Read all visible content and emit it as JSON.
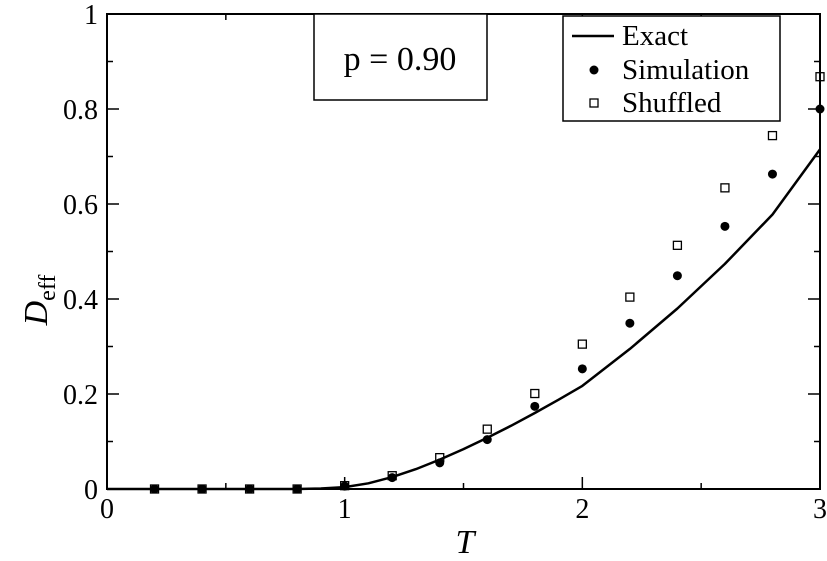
{
  "chart_data": {
    "type": "scatter",
    "xlabel": "T",
    "ylabel": {
      "main": "D",
      "sub": "eff"
    },
    "xlim": [
      0,
      3
    ],
    "ylim": [
      0,
      1
    ],
    "x_ticks": [
      0,
      1,
      2,
      3
    ],
    "x_tick_labels": [
      "0",
      "1",
      "2",
      "3"
    ],
    "y_ticks": [
      0,
      0.2,
      0.4,
      0.6,
      0.8,
      1
    ],
    "y_tick_labels": [
      "0",
      "0.2",
      "0.4",
      "0.6",
      "0.8",
      "1"
    ],
    "grid": false,
    "legend_position": "top-right",
    "annotation": "p = 0.90",
    "series": [
      {
        "name": "Exact",
        "kind": "line",
        "color": "#000000",
        "x": [
          0,
          0.2,
          0.4,
          0.6,
          0.8,
          0.9,
          1.0,
          1.1,
          1.2,
          1.3,
          1.4,
          1.5,
          1.6,
          1.7,
          1.8,
          1.9,
          2.0,
          2.2,
          2.4,
          2.6,
          2.8,
          3.0
        ],
        "y": [
          0,
          0,
          0,
          0,
          0,
          0.001,
          0.004,
          0.012,
          0.025,
          0.042,
          0.062,
          0.084,
          0.108,
          0.133,
          0.16,
          0.188,
          0.217,
          0.295,
          0.38,
          0.474,
          0.578,
          0.715
        ]
      },
      {
        "name": "Simulation",
        "kind": "marker",
        "marker": "filled-circle",
        "color": "#000000",
        "x": [
          0.2,
          0.4,
          0.6,
          0.8,
          1.0,
          1.2,
          1.4,
          1.6,
          1.8,
          2.0,
          2.2,
          2.4,
          2.6,
          2.8,
          3.0
        ],
        "y": [
          0,
          0,
          0,
          0,
          0.006,
          0.024,
          0.055,
          0.104,
          0.174,
          0.253,
          0.349,
          0.449,
          0.553,
          0.663,
          0.8
        ]
      },
      {
        "name": "Shuffled",
        "kind": "marker",
        "marker": "open-square",
        "color": "#000000",
        "x": [
          0.2,
          0.4,
          0.6,
          0.8,
          1.0,
          1.2,
          1.4,
          1.6,
          1.8,
          2.0,
          2.2,
          2.4,
          2.6,
          2.8,
          3.0
        ],
        "y": [
          0,
          0,
          0,
          0,
          0.007,
          0.028,
          0.066,
          0.126,
          0.201,
          0.305,
          0.404,
          0.513,
          0.634,
          0.744,
          0.868
        ]
      }
    ]
  }
}
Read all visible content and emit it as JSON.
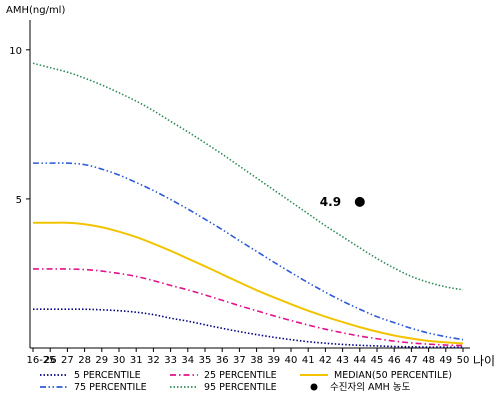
{
  "chart_data": {
    "type": "line",
    "ylabel": "AMH(ng/ml)",
    "xlabel": "나이",
    "x_categories": [
      "16-25",
      "26",
      "27",
      "28",
      "29",
      "30",
      "31",
      "32",
      "33",
      "34",
      "35",
      "36",
      "37",
      "38",
      "39",
      "40",
      "41",
      "42",
      "43",
      "44",
      "45",
      "46",
      "47",
      "48",
      "49",
      "50"
    ],
    "ylim": [
      0,
      11
    ],
    "yticks": [
      5,
      10
    ],
    "grid": false,
    "legend_position": "bottom",
    "series": [
      {
        "name": "5 PERCENTILE",
        "color": "#000080",
        "style": "dotted",
        "values": [
          1.3,
          1.3,
          1.3,
          1.3,
          1.28,
          1.25,
          1.2,
          1.12,
          1.0,
          0.9,
          0.78,
          0.66,
          0.55,
          0.45,
          0.36,
          0.28,
          0.21,
          0.16,
          0.12,
          0.09,
          0.07,
          0.05,
          0.04,
          0.03,
          0.03,
          0.02
        ]
      },
      {
        "name": "25 PERCENTILE",
        "color": "#e0148c",
        "style": "dashdot",
        "values": [
          2.65,
          2.65,
          2.65,
          2.63,
          2.58,
          2.5,
          2.4,
          2.26,
          2.1,
          1.95,
          1.78,
          1.6,
          1.42,
          1.25,
          1.08,
          0.92,
          0.77,
          0.63,
          0.51,
          0.4,
          0.31,
          0.23,
          0.17,
          0.13,
          0.1,
          0.08
        ]
      },
      {
        "name": "MEDIAN(50 PERCENTILE)",
        "color": "#f2c400",
        "style": "solid",
        "values": [
          4.2,
          4.2,
          4.2,
          4.15,
          4.05,
          3.9,
          3.72,
          3.5,
          3.26,
          3.0,
          2.74,
          2.47,
          2.2,
          1.94,
          1.7,
          1.47,
          1.25,
          1.05,
          0.87,
          0.7,
          0.55,
          0.42,
          0.32,
          0.24,
          0.19,
          0.15
        ]
      },
      {
        "name": "75 PERCENTILE",
        "color": "#2c5ad8",
        "style": "dashdotdot",
        "values": [
          6.2,
          6.2,
          6.2,
          6.15,
          6.0,
          5.8,
          5.55,
          5.28,
          4.98,
          4.66,
          4.32,
          3.97,
          3.6,
          3.24,
          2.88,
          2.53,
          2.19,
          1.87,
          1.57,
          1.3,
          1.05,
          0.85,
          0.66,
          0.5,
          0.38,
          0.28
        ]
      },
      {
        "name": "95 PERCENTILE",
        "color": "#2e8b57",
        "style": "dotted",
        "values": [
          9.55,
          9.4,
          9.25,
          9.05,
          8.82,
          8.56,
          8.28,
          7.96,
          7.6,
          7.25,
          6.88,
          6.5,
          6.1,
          5.7,
          5.3,
          4.9,
          4.5,
          4.1,
          3.73,
          3.36,
          3.0,
          2.68,
          2.4,
          2.2,
          2.05,
          1.95
        ]
      }
    ],
    "marker": {
      "name": "수진자의 AMH 농도",
      "x": "44",
      "y": 4.9,
      "label": "4.9",
      "color": "#000000"
    }
  }
}
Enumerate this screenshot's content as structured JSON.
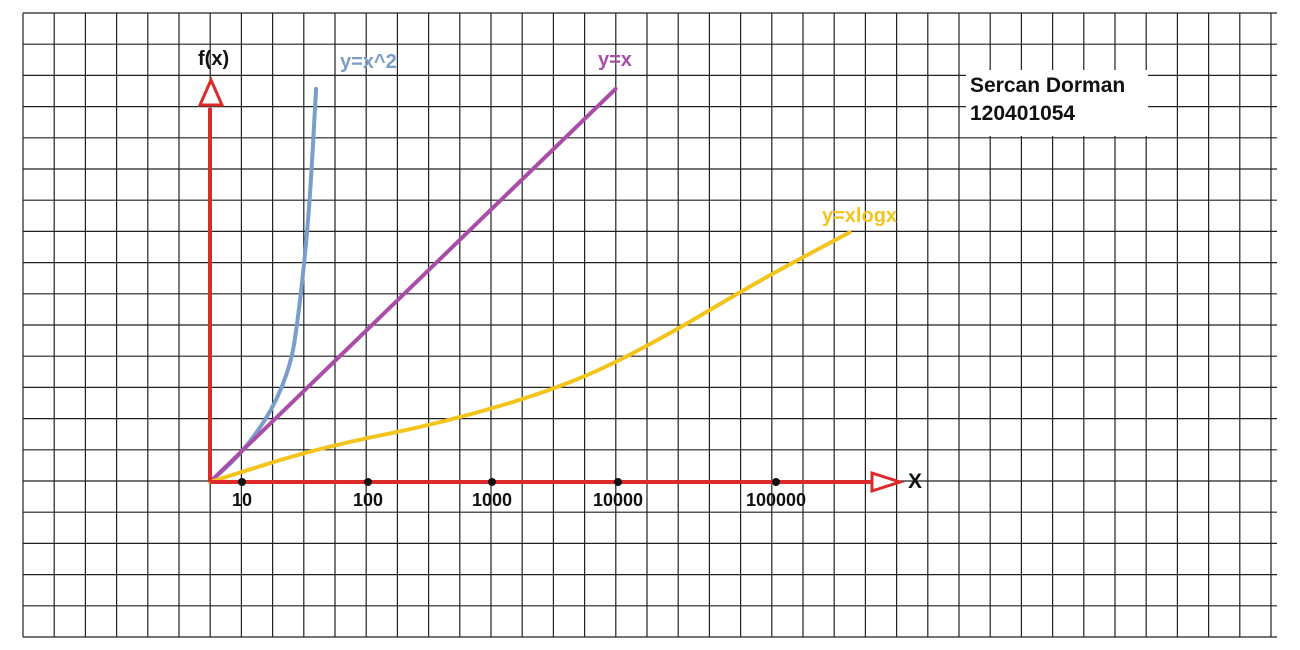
{
  "chart_data": {
    "type": "line",
    "x_axis_label": "X",
    "y_axis_label": "f(x)",
    "x_scale": "log",
    "x_ticks": [
      "10",
      "100",
      "1000",
      "10000",
      "100000"
    ],
    "series": [
      {
        "name": "y=x^2",
        "color": "#7b9dc9",
        "points": [
          [
            0.5,
            0
          ],
          [
            1.5,
            0.9
          ],
          [
            2.5,
            2.3
          ],
          [
            3.1,
            3.8
          ],
          [
            3.3,
            5.1
          ],
          [
            3.5,
            6.8
          ],
          [
            3.7,
            9.0
          ],
          [
            3.9,
            12.6
          ]
        ]
      },
      {
        "name": "y=x",
        "color": "#a84ea8",
        "points": [
          [
            0.5,
            0
          ],
          [
            13.5,
            12.6
          ]
        ]
      },
      {
        "name": "y=xlogx",
        "color": "#f2c41c",
        "points": [
          [
            0.5,
            0
          ],
          [
            4,
            1.1
          ],
          [
            8,
            1.9
          ],
          [
            12,
            3.1
          ],
          [
            15,
            4.6
          ],
          [
            18,
            6.4
          ],
          [
            21,
            8.0
          ]
        ]
      }
    ],
    "grid": true,
    "legend": "inline labels at curve ends"
  },
  "author": {
    "name": "Sercan Dorman",
    "id": "120401054"
  },
  "colors": {
    "axis": "#dc2a2a",
    "grid": "#222222",
    "background": "#ffffff"
  }
}
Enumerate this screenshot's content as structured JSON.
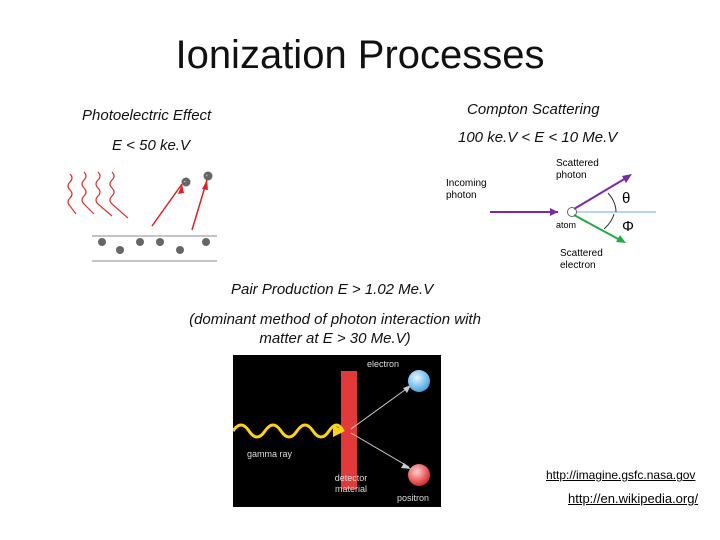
{
  "slide": {
    "title": "Ionization Processes",
    "photoelectric": {
      "heading": "Photoelectric Effect",
      "condition": "E < 50 ke.V"
    },
    "compton": {
      "heading": "Compton Scattering",
      "condition": "100 ke.V < E < 10 Me.V",
      "diagram_labels": {
        "scattered_photon": "Scattered photon",
        "incoming_photon": "Incoming photon",
        "atom": "atom",
        "scattered_electron": "Scattered electron",
        "theta": "θ",
        "phi": "Φ"
      }
    },
    "pair": {
      "heading": "Pair Production E > 1.02 Me.V",
      "note": "(dominant method of photon interaction with matter at E > 30 Me.V)",
      "diagram_labels": {
        "electron": "electron",
        "gamma_ray": "gamma ray",
        "detector_material": "detector material",
        "positron": "positron"
      }
    },
    "links": [
      "http://imagine.gsfc.nasa.gov",
      "http://en.wikipedia.org/"
    ]
  }
}
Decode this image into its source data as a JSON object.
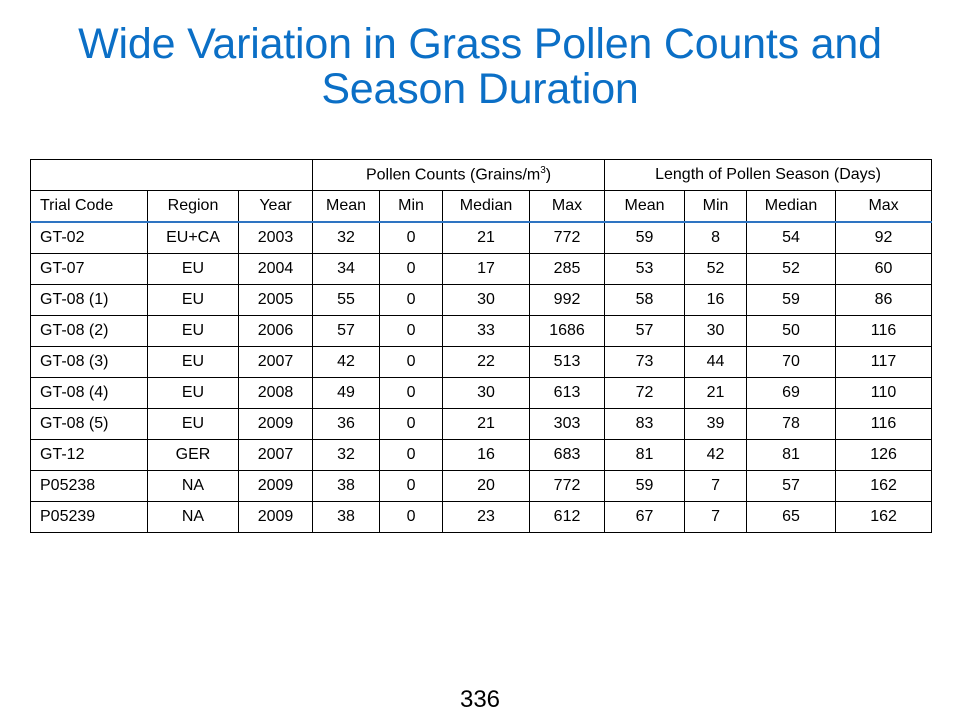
▬▬▬▬▬▬
Aim:
Go through the records above and copy every line with the word "electron".

Output of the exercise:
        "scattered_electron": "Scattered electron",
        "electron": "electron",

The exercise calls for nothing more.